■ **Prompt**: Repeat, exactly and completely, the material that follows. Omit the pictures.

■ **Given data**:
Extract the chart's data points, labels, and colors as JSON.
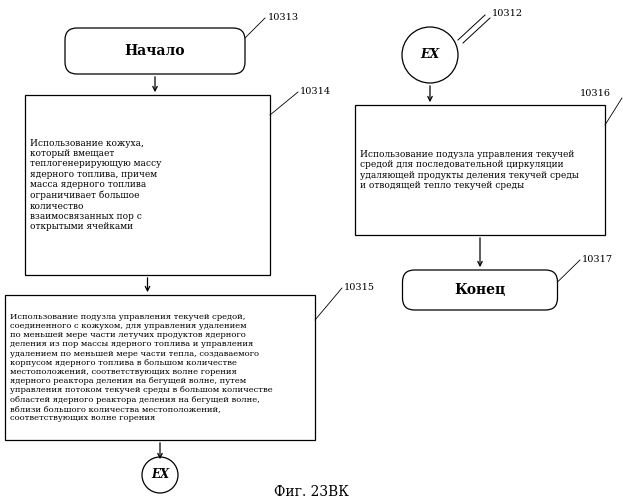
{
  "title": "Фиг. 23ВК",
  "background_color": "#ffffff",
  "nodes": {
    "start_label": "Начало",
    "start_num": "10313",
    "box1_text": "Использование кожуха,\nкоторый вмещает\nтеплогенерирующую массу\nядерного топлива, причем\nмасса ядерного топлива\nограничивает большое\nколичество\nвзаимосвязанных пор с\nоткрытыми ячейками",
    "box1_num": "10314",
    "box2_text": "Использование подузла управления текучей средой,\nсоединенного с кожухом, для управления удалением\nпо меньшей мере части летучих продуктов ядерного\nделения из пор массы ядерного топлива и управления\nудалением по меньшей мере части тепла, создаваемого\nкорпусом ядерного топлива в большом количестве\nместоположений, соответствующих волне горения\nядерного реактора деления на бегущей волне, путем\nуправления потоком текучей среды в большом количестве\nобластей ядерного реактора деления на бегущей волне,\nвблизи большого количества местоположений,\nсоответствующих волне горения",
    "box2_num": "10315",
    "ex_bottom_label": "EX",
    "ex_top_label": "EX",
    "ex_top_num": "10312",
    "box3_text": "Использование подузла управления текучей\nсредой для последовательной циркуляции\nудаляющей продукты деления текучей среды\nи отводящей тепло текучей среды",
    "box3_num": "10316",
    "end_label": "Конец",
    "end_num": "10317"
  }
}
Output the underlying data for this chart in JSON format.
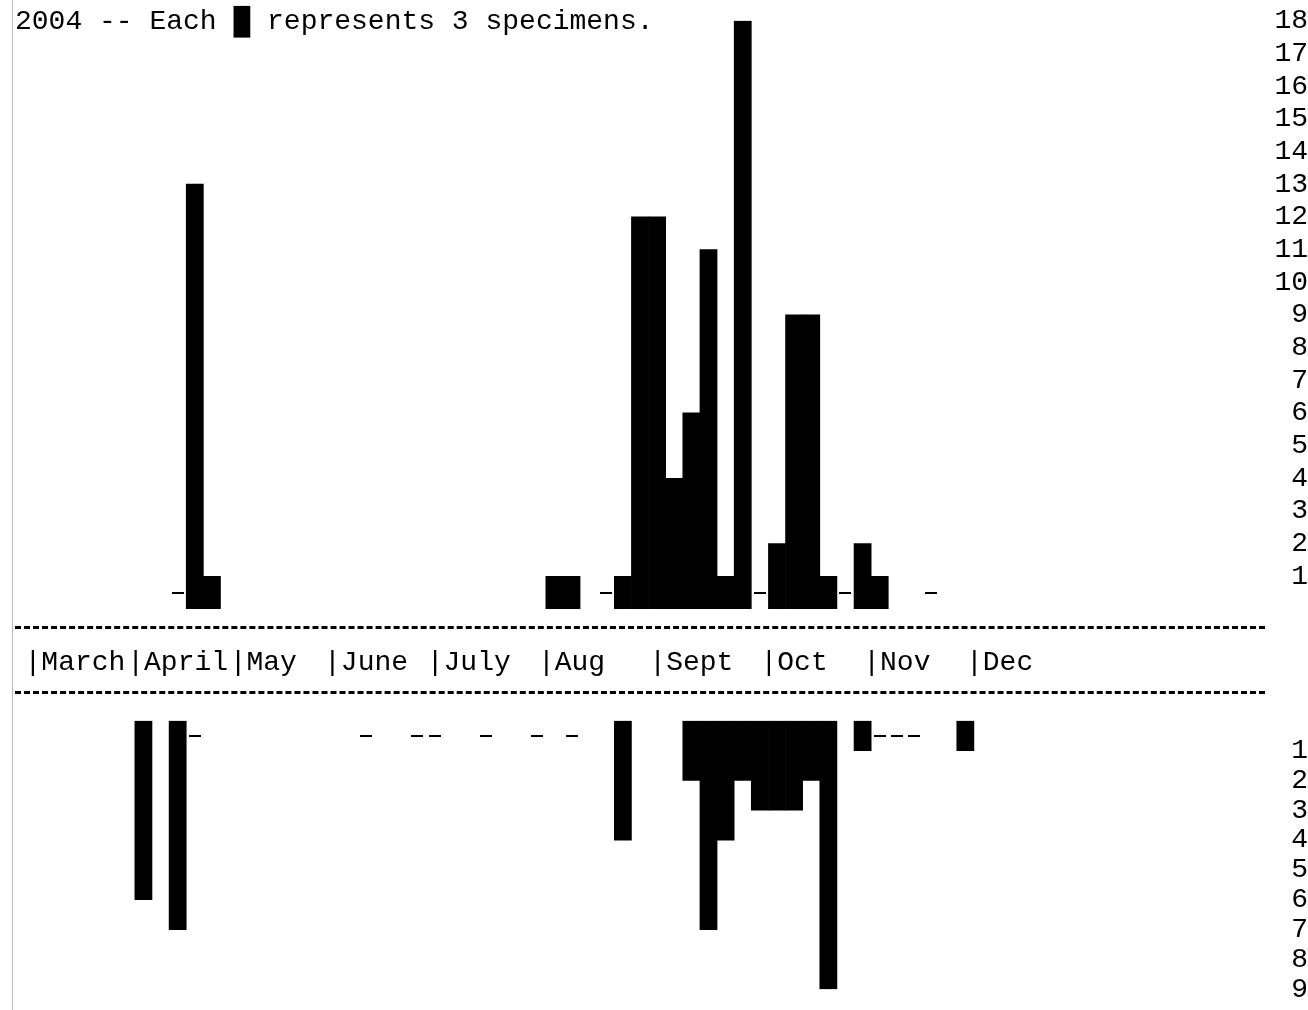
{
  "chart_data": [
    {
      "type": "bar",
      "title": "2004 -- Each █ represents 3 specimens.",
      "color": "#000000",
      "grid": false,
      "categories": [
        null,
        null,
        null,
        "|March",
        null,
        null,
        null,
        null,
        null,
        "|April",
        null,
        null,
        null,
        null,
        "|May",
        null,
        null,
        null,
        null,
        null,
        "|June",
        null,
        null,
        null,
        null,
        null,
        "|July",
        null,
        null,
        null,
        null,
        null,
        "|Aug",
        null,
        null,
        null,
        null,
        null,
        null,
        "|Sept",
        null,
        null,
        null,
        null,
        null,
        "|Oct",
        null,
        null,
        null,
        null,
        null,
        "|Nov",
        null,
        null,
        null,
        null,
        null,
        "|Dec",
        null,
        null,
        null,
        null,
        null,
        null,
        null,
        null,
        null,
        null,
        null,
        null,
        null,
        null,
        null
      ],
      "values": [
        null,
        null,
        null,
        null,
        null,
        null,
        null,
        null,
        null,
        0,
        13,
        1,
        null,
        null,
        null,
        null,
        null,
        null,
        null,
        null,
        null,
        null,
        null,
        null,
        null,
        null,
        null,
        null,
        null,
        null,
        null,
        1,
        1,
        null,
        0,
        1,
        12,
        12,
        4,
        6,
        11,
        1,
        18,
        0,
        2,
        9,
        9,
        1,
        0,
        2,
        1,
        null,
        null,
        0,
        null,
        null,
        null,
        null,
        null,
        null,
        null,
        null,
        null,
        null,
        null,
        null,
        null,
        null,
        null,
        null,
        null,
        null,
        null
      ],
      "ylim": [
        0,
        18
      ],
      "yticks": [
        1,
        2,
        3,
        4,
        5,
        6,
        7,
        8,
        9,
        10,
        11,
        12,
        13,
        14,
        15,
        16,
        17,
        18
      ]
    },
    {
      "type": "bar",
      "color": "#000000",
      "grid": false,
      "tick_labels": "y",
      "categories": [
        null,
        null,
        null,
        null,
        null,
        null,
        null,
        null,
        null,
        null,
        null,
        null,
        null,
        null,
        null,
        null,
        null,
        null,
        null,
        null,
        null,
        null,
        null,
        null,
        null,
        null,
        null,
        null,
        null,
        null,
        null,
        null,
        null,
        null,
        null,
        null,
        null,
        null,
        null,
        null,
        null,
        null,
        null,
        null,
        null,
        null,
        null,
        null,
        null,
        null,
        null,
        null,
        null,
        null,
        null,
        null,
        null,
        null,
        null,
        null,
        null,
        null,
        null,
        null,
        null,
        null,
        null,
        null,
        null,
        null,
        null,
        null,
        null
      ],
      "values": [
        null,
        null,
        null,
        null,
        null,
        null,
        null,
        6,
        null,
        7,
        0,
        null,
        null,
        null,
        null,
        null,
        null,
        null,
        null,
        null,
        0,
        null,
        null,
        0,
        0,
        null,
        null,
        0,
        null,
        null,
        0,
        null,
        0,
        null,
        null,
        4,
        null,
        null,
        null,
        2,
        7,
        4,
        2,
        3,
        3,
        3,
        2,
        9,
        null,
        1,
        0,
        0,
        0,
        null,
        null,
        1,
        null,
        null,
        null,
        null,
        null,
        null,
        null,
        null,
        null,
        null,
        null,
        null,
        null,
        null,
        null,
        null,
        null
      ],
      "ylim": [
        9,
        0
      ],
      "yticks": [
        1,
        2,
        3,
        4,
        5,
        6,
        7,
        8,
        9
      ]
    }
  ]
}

■ **Final result**:
Extract the chart's data points, labels, and colors as JSON.
{
  "title": "Фиг. 23ВК",
  "background_color": "#ffffff",
  "nodes": {
    "start_label": "Начало",
    "start_num": "10313",
    "box1_text": "Использование кожуха,\nкоторый вмещает\nтеплогенерирующую массу\nядерного топлива, причем\nмасса ядерного топлива\nограничивает большое\nколичество\nвзаимосвязанных пор с\nоткрытыми ячейками",
    "box1_num": "10314",
    "box2_text": "Использование подузла управления текучей средой,\nсоединенного с кожухом, для управления удалением\nпо меньшей мере части летучих продуктов ядерного\nделения из пор массы ядерного топлива и управления\nудалением по меньшей мере части тепла, создаваемого\nкорпусом ядерного топлива в большом количестве\nместоположений, соответствующих волне горения\nядерного реактора деления на бегущей волне, путем\nуправления потоком текучей среды в большом количестве\nобластей ядерного реактора деления на бегущей волне,\nвблизи большого количества местоположений,\nсоответствующих волне горения",
    "box2_num": "10315",
    "ex_bottom_label": "EX",
    "ex_top_label": "EX",
    "ex_top_num": "10312",
    "box3_text": "Использование подузла управления текучей\nсредой для последовательной циркуляции\nудаляющей продукты деления текучей среды\nи отводящей тепло текучей среды",
    "box3_num": "10316",
    "end_label": "Конец",
    "end_num": "10317"
  }
}
Output the underlying data for this chart in JSON format.
{
  "chart_data": [
    {
      "type": "bar",
      "title": "2004 -- Each █ represents 3 specimens.",
      "color": "#000000",
      "grid": false,
      "categories": [
        null,
        null,
        null,
        "|March",
        null,
        null,
        null,
        null,
        null,
        "|April",
        null,
        null,
        null,
        null,
        "|May",
        null,
        null,
        null,
        null,
        null,
        "|June",
        null,
        null,
        null,
        null,
        null,
        "|July",
        null,
        null,
        null,
        null,
        null,
        "|Aug",
        null,
        null,
        null,
        null,
        null,
        null,
        "|Sept",
        null,
        null,
        null,
        null,
        null,
        "|Oct",
        null,
        null,
        null,
        null,
        null,
        "|Nov",
        null,
        null,
        null,
        null,
        null,
        "|Dec",
        null,
        null,
        null,
        null,
        null,
        null,
        null,
        null,
        null,
        null,
        null,
        null,
        null,
        null,
        null
      ],
      "values": [
        null,
        null,
        null,
        null,
        null,
        null,
        null,
        null,
        null,
        0,
        13,
        1,
        null,
        null,
        null,
        null,
        null,
        null,
        null,
        null,
        null,
        null,
        null,
        null,
        null,
        null,
        null,
        null,
        null,
        null,
        null,
        1,
        1,
        null,
        0,
        1,
        12,
        12,
        4,
        6,
        11,
        1,
        18,
        0,
        2,
        9,
        9,
        1,
        0,
        2,
        1,
        null,
        null,
        0,
        null,
        null,
        null,
        null,
        null,
        null,
        null,
        null,
        null,
        null,
        null,
        null,
        null,
        null,
        null,
        null,
        null,
        null,
        null
      ],
      "ylim": [
        0,
        18
      ],
      "yticks": [
        1,
        2,
        3,
        4,
        5,
        6,
        7,
        8,
        9,
        10,
        11,
        12,
        13,
        14,
        15,
        16,
        17,
        18
      ]
    },
    {
      "type": "bar",
      "color": "#000000",
      "grid": false,
      "tick_labels": "y",
      "categories": [
        null,
        null,
        null,
        null,
        null,
        null,
        null,
        null,
        null,
        null,
        null,
        null,
        null,
        null,
        null,
        null,
        null,
        null,
        null,
        null,
        null,
        null,
        null,
        null,
        null,
        null,
        null,
        null,
        null,
        null,
        null,
        null,
        null,
        null,
        null,
        null,
        null,
        null,
        null,
        null,
        null,
        null,
        null,
        null,
        null,
        null,
        null,
        null,
        null,
        null,
        null,
        null,
        null,
        null,
        null,
        null,
        null,
        null,
        null,
        null,
        null,
        null,
        null,
        null,
        null,
        null,
        null,
        null,
        null,
        null,
        null,
        null,
        null
      ],
      "values": [
        null,
        null,
        null,
        null,
        null,
        null,
        null,
        6,
        null,
        7,
        0,
        null,
        null,
        null,
        null,
        null,
        null,
        null,
        null,
        null,
        0,
        null,
        null,
        0,
        0,
        null,
        null,
        0,
        null,
        null,
        0,
        null,
        0,
        null,
        null,
        4,
        null,
        null,
        null,
        2,
        7,
        4,
        2,
        3,
        3,
        3,
        2,
        9,
        null,
        1,
        0,
        0,
        0,
        null,
        null,
        1,
        null,
        null,
        null,
        null,
        null,
        null,
        null,
        null,
        null,
        null,
        null,
        null,
        null,
        null,
        null,
        null,
        null
      ],
      "ylim": [
        9,
        0
      ],
      "yticks": [
        1,
        2,
        3,
        4,
        5,
        6,
        7,
        8,
        9
      ]
    }
  ]
}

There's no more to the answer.